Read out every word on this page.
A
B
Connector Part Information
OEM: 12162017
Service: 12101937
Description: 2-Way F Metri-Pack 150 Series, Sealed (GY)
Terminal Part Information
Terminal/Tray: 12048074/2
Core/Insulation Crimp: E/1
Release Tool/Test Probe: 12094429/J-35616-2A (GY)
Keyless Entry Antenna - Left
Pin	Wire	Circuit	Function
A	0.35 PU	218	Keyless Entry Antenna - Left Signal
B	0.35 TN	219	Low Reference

_ _ _ _ _ _ _

Filter the records above for lines containing the word "Information", and copy those lines.

Connector Part Information
Terminal Part Information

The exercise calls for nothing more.